** begin **

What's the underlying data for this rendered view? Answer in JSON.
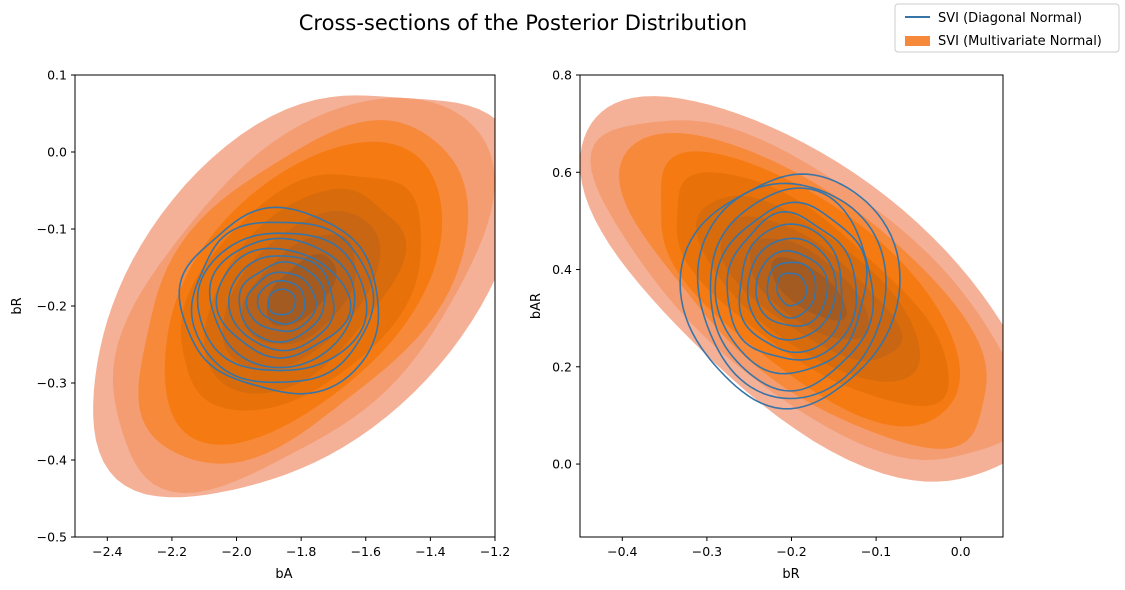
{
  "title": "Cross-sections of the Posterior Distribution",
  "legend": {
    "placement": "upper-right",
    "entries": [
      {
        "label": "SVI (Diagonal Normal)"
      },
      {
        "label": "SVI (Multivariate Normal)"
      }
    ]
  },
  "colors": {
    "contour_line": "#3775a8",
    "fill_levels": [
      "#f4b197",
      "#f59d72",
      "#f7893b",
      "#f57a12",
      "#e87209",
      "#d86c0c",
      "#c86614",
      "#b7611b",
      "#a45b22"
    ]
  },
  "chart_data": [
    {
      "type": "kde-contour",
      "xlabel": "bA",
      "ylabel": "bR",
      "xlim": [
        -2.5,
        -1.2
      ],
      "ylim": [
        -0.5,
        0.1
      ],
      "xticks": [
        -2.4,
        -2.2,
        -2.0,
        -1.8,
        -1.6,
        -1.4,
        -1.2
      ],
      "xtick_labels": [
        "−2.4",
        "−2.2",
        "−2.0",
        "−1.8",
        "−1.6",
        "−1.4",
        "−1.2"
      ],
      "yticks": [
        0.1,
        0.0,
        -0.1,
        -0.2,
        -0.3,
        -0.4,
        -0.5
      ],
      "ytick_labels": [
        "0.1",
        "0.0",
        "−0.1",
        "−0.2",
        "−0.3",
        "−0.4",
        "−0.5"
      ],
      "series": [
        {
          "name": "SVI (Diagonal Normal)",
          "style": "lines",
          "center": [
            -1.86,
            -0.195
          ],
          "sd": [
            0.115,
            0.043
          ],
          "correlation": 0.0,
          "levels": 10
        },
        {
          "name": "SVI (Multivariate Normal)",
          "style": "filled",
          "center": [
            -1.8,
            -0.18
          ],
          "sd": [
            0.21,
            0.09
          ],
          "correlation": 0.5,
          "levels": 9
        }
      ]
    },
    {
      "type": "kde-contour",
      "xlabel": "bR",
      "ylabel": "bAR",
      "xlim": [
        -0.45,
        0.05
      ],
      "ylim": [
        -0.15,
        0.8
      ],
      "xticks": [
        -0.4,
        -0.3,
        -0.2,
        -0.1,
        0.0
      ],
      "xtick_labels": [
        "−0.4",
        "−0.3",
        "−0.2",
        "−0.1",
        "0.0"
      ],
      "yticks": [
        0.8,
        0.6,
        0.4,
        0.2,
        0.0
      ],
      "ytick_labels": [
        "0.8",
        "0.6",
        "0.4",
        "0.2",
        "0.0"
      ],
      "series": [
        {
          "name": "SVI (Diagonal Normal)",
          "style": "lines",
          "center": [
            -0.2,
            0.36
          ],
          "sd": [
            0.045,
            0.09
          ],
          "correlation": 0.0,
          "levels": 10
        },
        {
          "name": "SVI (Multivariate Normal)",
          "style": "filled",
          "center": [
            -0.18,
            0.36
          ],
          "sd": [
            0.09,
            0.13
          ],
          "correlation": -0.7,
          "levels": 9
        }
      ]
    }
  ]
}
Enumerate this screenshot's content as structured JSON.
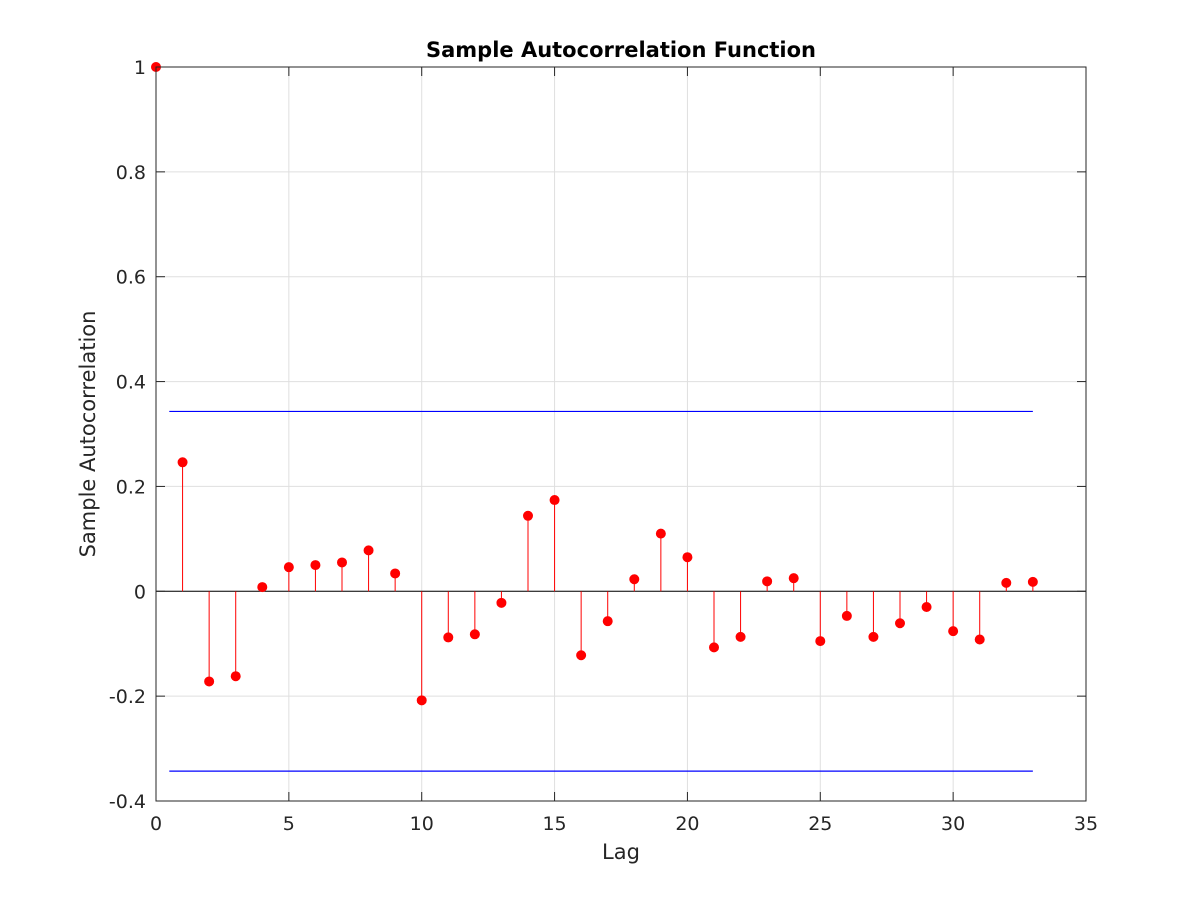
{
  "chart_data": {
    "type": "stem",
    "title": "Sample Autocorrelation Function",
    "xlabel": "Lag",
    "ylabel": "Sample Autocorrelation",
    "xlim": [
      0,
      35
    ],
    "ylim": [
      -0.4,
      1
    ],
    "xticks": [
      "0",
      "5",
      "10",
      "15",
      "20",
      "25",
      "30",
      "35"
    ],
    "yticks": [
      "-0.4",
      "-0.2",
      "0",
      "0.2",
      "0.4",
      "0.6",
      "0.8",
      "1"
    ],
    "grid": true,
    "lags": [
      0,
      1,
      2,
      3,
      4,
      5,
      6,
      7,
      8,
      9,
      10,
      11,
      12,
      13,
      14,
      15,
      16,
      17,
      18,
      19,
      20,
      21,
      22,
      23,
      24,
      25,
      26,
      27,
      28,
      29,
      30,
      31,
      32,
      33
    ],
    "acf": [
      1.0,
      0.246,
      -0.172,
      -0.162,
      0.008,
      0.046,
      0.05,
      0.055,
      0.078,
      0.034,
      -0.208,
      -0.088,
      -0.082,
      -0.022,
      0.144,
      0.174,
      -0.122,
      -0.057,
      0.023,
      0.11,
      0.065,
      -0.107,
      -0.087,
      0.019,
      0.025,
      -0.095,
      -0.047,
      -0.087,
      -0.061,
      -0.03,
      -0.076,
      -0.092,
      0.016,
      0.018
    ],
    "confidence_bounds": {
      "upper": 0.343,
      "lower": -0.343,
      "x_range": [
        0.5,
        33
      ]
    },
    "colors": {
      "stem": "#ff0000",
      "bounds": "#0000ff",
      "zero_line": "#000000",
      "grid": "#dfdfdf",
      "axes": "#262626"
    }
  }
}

** end **

**Task:**
Pictures don't belong in the copy. Restate all the entries exactly.

**Solution to this task:**
What's the underlying data for this rendered view? Answer in JSON.
{
  "title": "Cross-sections of the Posterior Distribution",
  "legend": {
    "placement": "upper-right",
    "entries": [
      {
        "label": "SVI (Diagonal Normal)"
      },
      {
        "label": "SVI (Multivariate Normal)"
      }
    ]
  },
  "colors": {
    "contour_line": "#3775a8",
    "fill_levels": [
      "#f4b197",
      "#f59d72",
      "#f7893b",
      "#f57a12",
      "#e87209",
      "#d86c0c",
      "#c86614",
      "#b7611b",
      "#a45b22"
    ]
  },
  "chart_data": [
    {
      "type": "kde-contour",
      "xlabel": "bA",
      "ylabel": "bR",
      "xlim": [
        -2.5,
        -1.2
      ],
      "ylim": [
        -0.5,
        0.1
      ],
      "xticks": [
        -2.4,
        -2.2,
        -2.0,
        -1.8,
        -1.6,
        -1.4,
        -1.2
      ],
      "xtick_labels": [
        "−2.4",
        "−2.2",
        "−2.0",
        "−1.8",
        "−1.6",
        "−1.4",
        "−1.2"
      ],
      "yticks": [
        0.1,
        0.0,
        -0.1,
        -0.2,
        -0.3,
        -0.4,
        -0.5
      ],
      "ytick_labels": [
        "0.1",
        "0.0",
        "−0.1",
        "−0.2",
        "−0.3",
        "−0.4",
        "−0.5"
      ],
      "series": [
        {
          "name": "SVI (Diagonal Normal)",
          "style": "lines",
          "center": [
            -1.86,
            -0.195
          ],
          "sd": [
            0.115,
            0.043
          ],
          "correlation": 0.0,
          "levels": 10
        },
        {
          "name": "SVI (Multivariate Normal)",
          "style": "filled",
          "center": [
            -1.8,
            -0.18
          ],
          "sd": [
            0.21,
            0.09
          ],
          "correlation": 0.5,
          "levels": 9
        }
      ]
    },
    {
      "type": "kde-contour",
      "xlabel": "bR",
      "ylabel": "bAR",
      "xlim": [
        -0.45,
        0.05
      ],
      "ylim": [
        -0.15,
        0.8
      ],
      "xticks": [
        -0.4,
        -0.3,
        -0.2,
        -0.1,
        0.0
      ],
      "xtick_labels": [
        "−0.4",
        "−0.3",
        "−0.2",
        "−0.1",
        "0.0"
      ],
      "yticks": [
        0.8,
        0.6,
        0.4,
        0.2,
        0.0
      ],
      "ytick_labels": [
        "0.8",
        "0.6",
        "0.4",
        "0.2",
        "0.0"
      ],
      "series": [
        {
          "name": "SVI (Diagonal Normal)",
          "style": "lines",
          "center": [
            -0.2,
            0.36
          ],
          "sd": [
            0.045,
            0.09
          ],
          "correlation": 0.0,
          "levels": 10
        },
        {
          "name": "SVI (Multivariate Normal)",
          "style": "filled",
          "center": [
            -0.18,
            0.36
          ],
          "sd": [
            0.09,
            0.13
          ],
          "correlation": -0.7,
          "levels": 9
        }
      ]
    }
  ]
}
Enumerate this screenshot's content as structured JSON.
{
  "chart_data": {
    "type": "stem",
    "title": "Sample Autocorrelation Function",
    "xlabel": "Lag",
    "ylabel": "Sample Autocorrelation",
    "xlim": [
      0,
      35
    ],
    "ylim": [
      -0.4,
      1
    ],
    "xticks": [
      "0",
      "5",
      "10",
      "15",
      "20",
      "25",
      "30",
      "35"
    ],
    "yticks": [
      "-0.4",
      "-0.2",
      "0",
      "0.2",
      "0.4",
      "0.6",
      "0.8",
      "1"
    ],
    "grid": true,
    "lags": [
      0,
      1,
      2,
      3,
      4,
      5,
      6,
      7,
      8,
      9,
      10,
      11,
      12,
      13,
      14,
      15,
      16,
      17,
      18,
      19,
      20,
      21,
      22,
      23,
      24,
      25,
      26,
      27,
      28,
      29,
      30,
      31,
      32,
      33
    ],
    "acf": [
      1.0,
      0.246,
      -0.172,
      -0.162,
      0.008,
      0.046,
      0.05,
      0.055,
      0.078,
      0.034,
      -0.208,
      -0.088,
      -0.082,
      -0.022,
      0.144,
      0.174,
      -0.122,
      -0.057,
      0.023,
      0.11,
      0.065,
      -0.107,
      -0.087,
      0.019,
      0.025,
      -0.095,
      -0.047,
      -0.087,
      -0.061,
      -0.03,
      -0.076,
      -0.092,
      0.016,
      0.018
    ],
    "confidence_bounds": {
      "upper": 0.343,
      "lower": -0.343,
      "x_range": [
        0.5,
        33
      ]
    },
    "colors": {
      "stem": "#ff0000",
      "bounds": "#0000ff",
      "zero_line": "#000000",
      "grid": "#dfdfdf",
      "axes": "#262626"
    }
  }
}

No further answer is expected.